# [Required work]
In the records that follow, show each line where the word "arrow" is present.

# [Records]
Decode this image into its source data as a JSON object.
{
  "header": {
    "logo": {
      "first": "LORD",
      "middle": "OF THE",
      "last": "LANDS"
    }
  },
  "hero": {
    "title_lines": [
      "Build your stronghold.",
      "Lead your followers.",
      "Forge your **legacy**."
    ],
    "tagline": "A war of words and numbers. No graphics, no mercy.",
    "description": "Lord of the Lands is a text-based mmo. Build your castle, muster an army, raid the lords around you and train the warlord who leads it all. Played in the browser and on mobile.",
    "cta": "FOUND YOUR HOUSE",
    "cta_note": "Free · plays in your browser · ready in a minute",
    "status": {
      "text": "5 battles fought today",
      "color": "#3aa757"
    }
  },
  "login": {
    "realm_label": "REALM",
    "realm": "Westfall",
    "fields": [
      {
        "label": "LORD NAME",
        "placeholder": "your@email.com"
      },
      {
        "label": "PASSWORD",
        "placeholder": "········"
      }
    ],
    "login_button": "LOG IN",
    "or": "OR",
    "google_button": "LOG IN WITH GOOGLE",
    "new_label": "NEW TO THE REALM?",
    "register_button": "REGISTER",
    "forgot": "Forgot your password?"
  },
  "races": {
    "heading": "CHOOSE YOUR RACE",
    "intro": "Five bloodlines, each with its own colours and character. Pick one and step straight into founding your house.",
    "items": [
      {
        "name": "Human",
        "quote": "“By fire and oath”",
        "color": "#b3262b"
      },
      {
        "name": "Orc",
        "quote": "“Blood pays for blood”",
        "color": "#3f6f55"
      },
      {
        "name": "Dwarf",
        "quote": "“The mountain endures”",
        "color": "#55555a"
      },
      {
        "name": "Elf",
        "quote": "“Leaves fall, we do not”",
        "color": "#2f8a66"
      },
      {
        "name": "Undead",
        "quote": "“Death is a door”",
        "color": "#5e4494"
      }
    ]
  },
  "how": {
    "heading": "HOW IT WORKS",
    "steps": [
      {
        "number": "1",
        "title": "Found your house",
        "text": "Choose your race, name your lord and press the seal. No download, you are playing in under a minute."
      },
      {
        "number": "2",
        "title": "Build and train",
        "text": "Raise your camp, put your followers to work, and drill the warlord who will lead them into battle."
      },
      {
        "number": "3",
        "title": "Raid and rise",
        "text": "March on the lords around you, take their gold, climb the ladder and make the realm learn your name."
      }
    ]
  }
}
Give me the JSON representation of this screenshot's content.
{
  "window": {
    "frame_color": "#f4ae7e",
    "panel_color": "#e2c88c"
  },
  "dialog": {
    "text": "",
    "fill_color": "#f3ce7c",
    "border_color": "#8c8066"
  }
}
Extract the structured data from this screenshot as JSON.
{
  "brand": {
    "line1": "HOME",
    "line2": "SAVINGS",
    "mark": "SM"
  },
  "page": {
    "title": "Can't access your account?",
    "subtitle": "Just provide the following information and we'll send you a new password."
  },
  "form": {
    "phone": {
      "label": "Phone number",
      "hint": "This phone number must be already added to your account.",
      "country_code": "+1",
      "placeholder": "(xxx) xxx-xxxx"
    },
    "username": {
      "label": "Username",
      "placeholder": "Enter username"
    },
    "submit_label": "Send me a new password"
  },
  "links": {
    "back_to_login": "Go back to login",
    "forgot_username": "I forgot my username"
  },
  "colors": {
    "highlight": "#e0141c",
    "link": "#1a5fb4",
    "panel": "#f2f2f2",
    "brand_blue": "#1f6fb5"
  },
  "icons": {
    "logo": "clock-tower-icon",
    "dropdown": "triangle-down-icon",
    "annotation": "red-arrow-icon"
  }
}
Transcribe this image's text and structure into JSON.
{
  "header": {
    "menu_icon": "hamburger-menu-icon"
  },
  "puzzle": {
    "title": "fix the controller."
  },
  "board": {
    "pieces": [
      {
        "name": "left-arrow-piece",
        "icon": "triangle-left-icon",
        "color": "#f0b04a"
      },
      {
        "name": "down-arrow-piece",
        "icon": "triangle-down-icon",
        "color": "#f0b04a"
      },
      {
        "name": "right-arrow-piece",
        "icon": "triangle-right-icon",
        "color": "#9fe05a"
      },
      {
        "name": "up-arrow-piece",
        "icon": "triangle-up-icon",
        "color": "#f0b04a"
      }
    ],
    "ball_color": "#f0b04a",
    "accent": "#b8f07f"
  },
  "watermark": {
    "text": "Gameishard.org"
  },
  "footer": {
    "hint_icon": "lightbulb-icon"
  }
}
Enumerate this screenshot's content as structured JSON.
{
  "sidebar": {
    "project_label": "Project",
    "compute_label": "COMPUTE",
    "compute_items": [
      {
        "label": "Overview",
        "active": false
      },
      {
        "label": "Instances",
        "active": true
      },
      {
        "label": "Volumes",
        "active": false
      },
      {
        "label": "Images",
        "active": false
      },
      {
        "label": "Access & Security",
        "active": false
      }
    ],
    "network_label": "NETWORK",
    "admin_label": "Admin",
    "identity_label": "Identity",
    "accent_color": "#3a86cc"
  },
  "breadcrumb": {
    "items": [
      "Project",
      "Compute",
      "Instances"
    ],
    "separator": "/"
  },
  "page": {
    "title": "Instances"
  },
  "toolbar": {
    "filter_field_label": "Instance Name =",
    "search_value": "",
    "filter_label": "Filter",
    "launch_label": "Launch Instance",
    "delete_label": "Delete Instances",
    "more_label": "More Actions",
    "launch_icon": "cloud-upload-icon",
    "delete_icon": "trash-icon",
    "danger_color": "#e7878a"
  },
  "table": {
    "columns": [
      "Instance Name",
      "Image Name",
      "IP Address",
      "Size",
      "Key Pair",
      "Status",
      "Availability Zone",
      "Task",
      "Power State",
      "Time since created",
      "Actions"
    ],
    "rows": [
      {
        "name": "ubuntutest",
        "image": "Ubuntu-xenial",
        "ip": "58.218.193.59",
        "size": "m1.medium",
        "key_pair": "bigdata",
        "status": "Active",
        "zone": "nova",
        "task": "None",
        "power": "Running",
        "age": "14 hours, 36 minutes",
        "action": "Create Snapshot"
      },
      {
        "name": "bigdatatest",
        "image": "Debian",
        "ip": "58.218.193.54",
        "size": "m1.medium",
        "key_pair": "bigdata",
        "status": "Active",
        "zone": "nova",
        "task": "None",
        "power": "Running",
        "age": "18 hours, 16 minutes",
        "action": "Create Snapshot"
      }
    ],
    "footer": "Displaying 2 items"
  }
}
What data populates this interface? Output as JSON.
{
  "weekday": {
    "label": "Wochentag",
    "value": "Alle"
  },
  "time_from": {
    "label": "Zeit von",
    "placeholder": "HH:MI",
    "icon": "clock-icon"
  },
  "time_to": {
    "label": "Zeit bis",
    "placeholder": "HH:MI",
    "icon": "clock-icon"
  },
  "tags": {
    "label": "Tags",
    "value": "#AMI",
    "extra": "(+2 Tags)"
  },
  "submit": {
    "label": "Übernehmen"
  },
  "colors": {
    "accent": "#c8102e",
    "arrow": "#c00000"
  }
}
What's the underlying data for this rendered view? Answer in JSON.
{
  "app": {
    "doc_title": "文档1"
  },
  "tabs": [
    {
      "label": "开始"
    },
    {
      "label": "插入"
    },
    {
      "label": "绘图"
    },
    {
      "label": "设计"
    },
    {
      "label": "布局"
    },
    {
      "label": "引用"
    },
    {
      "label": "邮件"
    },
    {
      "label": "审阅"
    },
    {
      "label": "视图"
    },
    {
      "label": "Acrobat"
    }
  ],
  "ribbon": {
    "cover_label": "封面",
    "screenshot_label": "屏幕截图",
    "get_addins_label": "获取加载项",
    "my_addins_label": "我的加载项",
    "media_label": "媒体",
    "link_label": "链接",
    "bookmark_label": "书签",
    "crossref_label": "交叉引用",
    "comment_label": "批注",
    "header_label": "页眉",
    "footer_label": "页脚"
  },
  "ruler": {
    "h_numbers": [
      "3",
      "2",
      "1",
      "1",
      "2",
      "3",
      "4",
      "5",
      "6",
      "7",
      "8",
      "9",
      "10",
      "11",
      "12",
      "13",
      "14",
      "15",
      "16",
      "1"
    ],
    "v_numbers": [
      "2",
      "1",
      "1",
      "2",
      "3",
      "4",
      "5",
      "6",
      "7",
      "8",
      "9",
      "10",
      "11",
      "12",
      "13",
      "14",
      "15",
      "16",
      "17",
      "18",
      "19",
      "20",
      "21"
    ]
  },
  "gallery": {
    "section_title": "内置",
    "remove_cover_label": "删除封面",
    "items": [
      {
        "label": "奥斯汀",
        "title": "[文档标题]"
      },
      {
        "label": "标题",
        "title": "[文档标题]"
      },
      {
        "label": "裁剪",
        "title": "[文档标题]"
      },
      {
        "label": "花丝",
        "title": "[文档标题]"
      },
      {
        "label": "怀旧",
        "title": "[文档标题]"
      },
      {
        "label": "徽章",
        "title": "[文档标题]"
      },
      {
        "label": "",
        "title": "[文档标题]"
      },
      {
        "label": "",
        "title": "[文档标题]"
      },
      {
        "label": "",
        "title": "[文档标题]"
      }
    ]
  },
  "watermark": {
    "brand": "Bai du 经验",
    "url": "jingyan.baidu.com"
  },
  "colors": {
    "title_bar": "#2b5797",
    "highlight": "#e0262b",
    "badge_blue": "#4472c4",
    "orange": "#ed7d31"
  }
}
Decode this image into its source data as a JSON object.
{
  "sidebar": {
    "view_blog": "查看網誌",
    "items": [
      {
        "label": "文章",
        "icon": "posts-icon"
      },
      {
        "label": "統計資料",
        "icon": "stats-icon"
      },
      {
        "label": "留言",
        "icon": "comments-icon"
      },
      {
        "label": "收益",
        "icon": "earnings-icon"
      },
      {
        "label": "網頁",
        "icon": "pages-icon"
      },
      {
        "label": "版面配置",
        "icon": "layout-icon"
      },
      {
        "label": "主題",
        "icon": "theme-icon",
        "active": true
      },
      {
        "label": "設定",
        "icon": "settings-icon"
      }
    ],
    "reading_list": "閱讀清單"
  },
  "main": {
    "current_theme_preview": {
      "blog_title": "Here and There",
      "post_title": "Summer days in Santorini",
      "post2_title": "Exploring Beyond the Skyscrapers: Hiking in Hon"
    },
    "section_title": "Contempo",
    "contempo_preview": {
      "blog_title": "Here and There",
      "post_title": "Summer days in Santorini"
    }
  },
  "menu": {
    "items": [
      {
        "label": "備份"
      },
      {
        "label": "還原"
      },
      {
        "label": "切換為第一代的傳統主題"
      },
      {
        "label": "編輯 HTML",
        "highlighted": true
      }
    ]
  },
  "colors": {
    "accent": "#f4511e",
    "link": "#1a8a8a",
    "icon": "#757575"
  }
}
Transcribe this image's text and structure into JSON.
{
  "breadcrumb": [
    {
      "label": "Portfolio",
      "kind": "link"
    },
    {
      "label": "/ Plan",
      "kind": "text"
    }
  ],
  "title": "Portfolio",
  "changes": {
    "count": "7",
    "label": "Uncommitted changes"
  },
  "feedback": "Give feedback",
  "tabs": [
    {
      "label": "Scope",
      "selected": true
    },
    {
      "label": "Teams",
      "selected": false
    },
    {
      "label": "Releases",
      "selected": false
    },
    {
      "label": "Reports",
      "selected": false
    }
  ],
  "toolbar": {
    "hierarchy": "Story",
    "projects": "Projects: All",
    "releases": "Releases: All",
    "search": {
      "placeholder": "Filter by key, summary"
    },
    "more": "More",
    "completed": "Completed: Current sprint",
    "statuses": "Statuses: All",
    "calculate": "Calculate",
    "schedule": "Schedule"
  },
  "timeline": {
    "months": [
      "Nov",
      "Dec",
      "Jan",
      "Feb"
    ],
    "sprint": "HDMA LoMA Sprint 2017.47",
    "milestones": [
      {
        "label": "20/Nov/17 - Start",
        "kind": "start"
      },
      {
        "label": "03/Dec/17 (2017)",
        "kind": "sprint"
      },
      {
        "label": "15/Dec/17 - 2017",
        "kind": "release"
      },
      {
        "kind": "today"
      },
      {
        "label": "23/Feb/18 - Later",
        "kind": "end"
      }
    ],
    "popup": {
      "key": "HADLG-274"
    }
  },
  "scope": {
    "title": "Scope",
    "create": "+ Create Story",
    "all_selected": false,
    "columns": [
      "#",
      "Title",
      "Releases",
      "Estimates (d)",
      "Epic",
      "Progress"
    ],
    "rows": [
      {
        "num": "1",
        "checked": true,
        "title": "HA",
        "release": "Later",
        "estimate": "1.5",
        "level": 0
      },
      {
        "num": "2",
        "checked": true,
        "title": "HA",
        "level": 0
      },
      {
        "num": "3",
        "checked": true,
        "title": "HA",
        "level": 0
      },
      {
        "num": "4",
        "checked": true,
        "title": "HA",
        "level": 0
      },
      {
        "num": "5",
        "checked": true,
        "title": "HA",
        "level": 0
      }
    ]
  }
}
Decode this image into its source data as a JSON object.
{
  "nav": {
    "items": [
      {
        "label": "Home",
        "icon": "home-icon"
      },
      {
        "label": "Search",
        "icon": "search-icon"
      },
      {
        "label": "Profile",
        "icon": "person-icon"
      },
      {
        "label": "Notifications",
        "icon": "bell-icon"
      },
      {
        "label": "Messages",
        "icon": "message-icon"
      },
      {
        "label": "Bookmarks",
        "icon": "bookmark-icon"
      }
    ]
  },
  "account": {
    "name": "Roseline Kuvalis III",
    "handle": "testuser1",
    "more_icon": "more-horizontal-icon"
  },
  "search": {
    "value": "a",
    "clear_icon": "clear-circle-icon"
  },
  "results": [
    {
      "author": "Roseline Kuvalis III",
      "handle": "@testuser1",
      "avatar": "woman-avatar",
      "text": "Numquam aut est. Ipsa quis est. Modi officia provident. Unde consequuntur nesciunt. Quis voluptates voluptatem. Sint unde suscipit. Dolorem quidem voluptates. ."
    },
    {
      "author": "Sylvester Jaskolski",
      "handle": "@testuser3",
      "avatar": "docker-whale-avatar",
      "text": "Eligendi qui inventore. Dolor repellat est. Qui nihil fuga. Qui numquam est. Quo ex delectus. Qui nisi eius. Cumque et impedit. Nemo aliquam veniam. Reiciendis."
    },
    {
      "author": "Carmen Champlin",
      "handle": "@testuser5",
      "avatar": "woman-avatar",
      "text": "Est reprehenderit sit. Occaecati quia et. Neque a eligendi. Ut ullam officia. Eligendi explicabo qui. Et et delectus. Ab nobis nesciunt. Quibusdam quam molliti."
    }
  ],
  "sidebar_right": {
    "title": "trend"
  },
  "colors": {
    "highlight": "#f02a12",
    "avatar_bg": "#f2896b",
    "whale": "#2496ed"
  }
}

# [Solved problem]
    "annotation": "red-arrow-icon"
        "name": "left-arrow-piece",
        "name": "down-arrow-piece",
        "name": "right-arrow-piece",
        "name": "up-arrow-piece",
    "arrow": "#c00000"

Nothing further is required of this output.